⟨

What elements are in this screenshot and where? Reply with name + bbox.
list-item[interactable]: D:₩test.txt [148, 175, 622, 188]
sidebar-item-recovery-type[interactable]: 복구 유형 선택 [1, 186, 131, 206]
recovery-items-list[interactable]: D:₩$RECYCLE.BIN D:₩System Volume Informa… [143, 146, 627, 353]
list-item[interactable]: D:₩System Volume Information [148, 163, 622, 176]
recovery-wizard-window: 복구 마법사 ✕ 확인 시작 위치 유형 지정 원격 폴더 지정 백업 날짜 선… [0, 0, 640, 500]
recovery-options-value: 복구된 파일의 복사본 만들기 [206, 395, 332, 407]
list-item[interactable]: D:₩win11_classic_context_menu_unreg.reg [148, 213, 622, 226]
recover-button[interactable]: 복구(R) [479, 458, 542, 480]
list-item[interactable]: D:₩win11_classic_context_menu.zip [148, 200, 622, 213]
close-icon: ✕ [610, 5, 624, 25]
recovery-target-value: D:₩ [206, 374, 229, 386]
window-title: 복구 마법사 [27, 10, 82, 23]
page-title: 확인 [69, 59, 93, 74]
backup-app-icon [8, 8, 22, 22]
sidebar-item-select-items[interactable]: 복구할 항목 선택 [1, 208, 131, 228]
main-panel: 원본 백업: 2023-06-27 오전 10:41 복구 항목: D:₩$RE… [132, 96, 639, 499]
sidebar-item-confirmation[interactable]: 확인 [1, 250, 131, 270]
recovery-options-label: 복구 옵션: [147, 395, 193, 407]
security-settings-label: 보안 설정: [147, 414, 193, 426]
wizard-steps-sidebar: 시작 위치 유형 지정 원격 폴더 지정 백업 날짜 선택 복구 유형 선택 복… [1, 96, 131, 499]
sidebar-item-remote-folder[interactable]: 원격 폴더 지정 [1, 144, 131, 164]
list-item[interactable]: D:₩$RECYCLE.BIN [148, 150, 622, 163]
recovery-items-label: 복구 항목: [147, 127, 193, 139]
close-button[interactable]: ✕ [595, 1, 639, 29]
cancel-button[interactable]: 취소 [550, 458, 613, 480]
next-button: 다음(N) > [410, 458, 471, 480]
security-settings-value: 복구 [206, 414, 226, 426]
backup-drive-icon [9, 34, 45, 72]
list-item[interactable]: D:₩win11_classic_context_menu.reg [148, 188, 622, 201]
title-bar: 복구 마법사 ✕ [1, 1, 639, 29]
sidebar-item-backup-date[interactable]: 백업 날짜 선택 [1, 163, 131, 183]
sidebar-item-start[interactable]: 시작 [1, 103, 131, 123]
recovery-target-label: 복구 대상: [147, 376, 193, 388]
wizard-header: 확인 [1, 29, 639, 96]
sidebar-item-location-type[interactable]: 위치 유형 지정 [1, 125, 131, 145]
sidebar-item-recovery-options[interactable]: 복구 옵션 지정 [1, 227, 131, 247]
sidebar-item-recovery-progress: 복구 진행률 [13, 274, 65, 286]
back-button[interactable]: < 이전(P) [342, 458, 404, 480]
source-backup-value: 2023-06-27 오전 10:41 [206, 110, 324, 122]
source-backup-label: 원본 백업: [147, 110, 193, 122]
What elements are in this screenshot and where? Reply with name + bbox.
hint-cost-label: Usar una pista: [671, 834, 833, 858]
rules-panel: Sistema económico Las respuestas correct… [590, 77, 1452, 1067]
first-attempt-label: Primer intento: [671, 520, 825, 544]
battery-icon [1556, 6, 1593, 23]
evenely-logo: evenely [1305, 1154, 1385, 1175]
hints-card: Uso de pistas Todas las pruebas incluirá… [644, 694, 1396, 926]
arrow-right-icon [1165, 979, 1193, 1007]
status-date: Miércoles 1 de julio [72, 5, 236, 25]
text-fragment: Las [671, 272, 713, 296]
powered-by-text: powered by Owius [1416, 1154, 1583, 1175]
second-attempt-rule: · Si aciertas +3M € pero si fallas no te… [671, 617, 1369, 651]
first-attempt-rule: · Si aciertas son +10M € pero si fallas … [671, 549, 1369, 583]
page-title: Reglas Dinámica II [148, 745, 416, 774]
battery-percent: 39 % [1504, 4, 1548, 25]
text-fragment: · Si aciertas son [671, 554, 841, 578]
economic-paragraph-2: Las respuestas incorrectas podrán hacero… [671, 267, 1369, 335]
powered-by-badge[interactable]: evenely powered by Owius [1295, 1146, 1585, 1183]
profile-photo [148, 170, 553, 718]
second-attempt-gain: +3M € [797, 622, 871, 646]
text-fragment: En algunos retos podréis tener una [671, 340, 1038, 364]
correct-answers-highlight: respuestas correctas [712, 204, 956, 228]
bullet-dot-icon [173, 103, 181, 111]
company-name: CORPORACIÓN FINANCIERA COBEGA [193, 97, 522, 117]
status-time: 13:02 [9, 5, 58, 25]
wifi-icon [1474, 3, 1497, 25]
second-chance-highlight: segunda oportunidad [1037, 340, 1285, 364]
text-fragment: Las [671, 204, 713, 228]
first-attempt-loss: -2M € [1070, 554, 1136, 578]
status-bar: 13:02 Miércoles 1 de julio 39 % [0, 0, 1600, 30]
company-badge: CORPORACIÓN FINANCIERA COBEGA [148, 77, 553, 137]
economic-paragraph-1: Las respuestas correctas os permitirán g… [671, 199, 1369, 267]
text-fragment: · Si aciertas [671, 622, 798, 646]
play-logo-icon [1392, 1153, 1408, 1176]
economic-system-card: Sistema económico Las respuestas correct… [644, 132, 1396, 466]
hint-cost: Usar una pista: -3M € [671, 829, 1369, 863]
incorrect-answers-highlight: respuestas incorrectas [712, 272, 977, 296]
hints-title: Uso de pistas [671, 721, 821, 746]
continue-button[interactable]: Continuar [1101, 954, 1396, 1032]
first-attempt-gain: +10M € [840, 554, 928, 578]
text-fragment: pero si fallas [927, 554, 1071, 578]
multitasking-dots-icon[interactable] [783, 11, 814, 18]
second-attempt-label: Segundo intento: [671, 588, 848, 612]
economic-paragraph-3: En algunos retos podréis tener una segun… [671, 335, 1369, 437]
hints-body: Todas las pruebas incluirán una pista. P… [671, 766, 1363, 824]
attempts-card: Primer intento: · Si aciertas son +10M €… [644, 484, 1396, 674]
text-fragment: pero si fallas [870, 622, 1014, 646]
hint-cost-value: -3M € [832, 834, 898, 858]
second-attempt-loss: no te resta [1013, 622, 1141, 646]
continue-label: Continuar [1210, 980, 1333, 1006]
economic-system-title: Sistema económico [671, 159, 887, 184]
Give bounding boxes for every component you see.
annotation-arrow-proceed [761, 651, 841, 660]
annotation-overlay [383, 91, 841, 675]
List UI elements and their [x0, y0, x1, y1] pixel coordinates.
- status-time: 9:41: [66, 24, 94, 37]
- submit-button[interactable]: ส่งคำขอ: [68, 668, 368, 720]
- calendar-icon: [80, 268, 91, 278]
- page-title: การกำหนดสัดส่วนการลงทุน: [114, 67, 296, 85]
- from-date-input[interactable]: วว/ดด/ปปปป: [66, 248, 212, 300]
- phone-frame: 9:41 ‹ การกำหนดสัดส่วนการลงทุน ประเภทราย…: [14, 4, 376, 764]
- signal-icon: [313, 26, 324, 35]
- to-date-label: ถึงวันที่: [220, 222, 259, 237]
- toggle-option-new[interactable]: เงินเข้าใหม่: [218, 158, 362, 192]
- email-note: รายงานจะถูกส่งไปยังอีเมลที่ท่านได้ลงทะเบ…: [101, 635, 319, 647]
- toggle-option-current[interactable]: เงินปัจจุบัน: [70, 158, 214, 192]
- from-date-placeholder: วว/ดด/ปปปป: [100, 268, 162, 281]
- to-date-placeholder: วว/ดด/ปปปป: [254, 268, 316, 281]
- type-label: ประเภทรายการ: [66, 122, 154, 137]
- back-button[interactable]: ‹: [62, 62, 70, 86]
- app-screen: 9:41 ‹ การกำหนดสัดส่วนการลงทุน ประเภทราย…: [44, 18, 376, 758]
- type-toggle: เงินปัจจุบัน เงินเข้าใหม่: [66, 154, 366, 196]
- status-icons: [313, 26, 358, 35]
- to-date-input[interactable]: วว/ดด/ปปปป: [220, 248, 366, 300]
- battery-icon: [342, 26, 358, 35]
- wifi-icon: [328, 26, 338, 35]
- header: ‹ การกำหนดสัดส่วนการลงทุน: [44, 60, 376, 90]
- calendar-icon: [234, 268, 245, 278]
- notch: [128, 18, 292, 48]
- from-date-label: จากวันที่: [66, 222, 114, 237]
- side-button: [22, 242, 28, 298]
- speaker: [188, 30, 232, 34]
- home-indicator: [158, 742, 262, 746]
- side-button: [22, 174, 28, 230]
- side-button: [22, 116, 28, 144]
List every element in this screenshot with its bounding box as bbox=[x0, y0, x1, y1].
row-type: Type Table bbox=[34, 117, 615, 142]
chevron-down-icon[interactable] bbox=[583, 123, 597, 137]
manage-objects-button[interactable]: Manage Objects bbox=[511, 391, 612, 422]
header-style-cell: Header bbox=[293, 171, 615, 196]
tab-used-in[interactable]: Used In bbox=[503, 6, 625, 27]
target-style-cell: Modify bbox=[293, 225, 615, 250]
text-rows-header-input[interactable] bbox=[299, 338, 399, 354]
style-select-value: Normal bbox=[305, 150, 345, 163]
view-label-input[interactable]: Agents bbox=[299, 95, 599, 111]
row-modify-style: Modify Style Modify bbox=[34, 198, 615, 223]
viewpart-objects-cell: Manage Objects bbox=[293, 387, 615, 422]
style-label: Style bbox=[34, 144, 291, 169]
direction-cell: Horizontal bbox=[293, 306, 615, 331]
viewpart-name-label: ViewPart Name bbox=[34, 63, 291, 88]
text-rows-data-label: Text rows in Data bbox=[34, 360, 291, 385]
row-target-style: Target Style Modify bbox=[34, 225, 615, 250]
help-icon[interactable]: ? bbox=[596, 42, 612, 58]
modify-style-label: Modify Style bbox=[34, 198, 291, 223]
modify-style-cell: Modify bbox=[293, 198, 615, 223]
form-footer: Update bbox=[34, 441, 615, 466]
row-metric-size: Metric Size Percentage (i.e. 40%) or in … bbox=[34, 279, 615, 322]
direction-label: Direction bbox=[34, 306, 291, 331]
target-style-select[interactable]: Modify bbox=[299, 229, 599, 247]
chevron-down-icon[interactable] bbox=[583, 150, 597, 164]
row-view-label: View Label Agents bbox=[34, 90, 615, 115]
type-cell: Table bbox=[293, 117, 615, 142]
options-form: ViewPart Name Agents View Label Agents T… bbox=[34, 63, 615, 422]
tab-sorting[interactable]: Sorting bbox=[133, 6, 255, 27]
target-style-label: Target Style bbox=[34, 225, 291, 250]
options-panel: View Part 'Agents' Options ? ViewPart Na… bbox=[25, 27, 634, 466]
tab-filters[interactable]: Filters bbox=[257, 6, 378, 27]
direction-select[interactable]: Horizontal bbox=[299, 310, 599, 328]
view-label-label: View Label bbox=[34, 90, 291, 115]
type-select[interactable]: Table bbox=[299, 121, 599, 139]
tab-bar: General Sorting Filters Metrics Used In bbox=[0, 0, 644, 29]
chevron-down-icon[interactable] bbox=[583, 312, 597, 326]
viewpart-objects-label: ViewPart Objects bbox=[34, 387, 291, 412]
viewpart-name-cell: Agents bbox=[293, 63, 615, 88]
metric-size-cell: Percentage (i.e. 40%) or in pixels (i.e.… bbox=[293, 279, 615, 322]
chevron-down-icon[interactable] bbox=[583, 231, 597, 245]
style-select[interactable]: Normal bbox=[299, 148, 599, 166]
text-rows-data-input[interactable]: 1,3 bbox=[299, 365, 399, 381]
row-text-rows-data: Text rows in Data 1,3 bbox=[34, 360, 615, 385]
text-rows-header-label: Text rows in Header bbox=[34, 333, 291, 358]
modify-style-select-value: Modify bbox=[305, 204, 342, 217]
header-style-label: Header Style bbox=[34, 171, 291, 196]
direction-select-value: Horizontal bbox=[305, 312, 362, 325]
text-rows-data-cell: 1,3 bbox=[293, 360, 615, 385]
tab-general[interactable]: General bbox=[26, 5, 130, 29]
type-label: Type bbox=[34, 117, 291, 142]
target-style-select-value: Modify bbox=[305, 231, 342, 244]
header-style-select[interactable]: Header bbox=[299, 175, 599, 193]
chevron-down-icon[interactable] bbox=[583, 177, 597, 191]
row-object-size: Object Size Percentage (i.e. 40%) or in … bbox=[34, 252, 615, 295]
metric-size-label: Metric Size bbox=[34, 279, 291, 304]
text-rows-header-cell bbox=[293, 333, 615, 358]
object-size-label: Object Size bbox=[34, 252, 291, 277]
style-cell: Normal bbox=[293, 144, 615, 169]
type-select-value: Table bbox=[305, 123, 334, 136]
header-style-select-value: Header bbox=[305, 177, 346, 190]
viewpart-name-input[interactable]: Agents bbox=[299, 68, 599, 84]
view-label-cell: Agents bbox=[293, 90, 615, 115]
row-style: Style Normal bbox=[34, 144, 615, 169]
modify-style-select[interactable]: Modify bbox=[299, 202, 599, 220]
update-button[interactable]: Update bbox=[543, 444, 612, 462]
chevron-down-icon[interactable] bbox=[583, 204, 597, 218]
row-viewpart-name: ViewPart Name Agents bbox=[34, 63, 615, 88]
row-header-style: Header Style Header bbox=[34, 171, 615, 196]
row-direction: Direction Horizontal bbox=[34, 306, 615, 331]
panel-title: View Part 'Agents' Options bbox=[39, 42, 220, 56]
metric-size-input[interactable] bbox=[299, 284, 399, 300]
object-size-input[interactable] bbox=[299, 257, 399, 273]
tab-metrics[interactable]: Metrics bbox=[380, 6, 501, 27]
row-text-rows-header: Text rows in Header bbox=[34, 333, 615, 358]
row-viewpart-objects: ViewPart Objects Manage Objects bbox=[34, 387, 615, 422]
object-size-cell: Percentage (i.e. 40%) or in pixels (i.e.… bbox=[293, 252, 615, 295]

⟩

Description of the task
Print the entries above unchanged, from the very first line through the line that contains "sidebar-item-select-items[interactable]: 복구할 항목", including both of those lines.

Output for this task
What elements are in this screenshot and where? Reply with name + bbox.
list-item[interactable]: D:₩test.txt [148, 175, 622, 188]
sidebar-item-recovery-type[interactable]: 복구 유형 선택 [1, 186, 131, 206]
recovery-items-list[interactable]: D:₩$RECYCLE.BIN D:₩System Volume Informa… [143, 146, 627, 353]
list-item[interactable]: D:₩System Volume Information [148, 163, 622, 176]
recovery-wizard-window: 복구 마법사 ✕ 확인 시작 위치 유형 지정 원격 폴더 지정 백업 날짜 선… [0, 0, 640, 500]
recovery-options-value: 복구된 파일의 복사본 만들기 [206, 395, 332, 407]
list-item[interactable]: D:₩win11_classic_context_menu_unreg.reg [148, 213, 622, 226]
recover-button[interactable]: 복구(R) [479, 458, 542, 480]
list-item[interactable]: D:₩win11_classic_context_menu.zip [148, 200, 622, 213]
close-icon: ✕ [610, 5, 624, 25]
recovery-target-value: D:₩ [206, 374, 229, 386]
window-title: 복구 마법사 [27, 10, 82, 23]
page-title: 확인 [69, 59, 93, 74]
backup-app-icon [8, 8, 22, 22]
sidebar-item-select-items[interactable]: 복구할 항목 선택 [1, 208, 131, 228]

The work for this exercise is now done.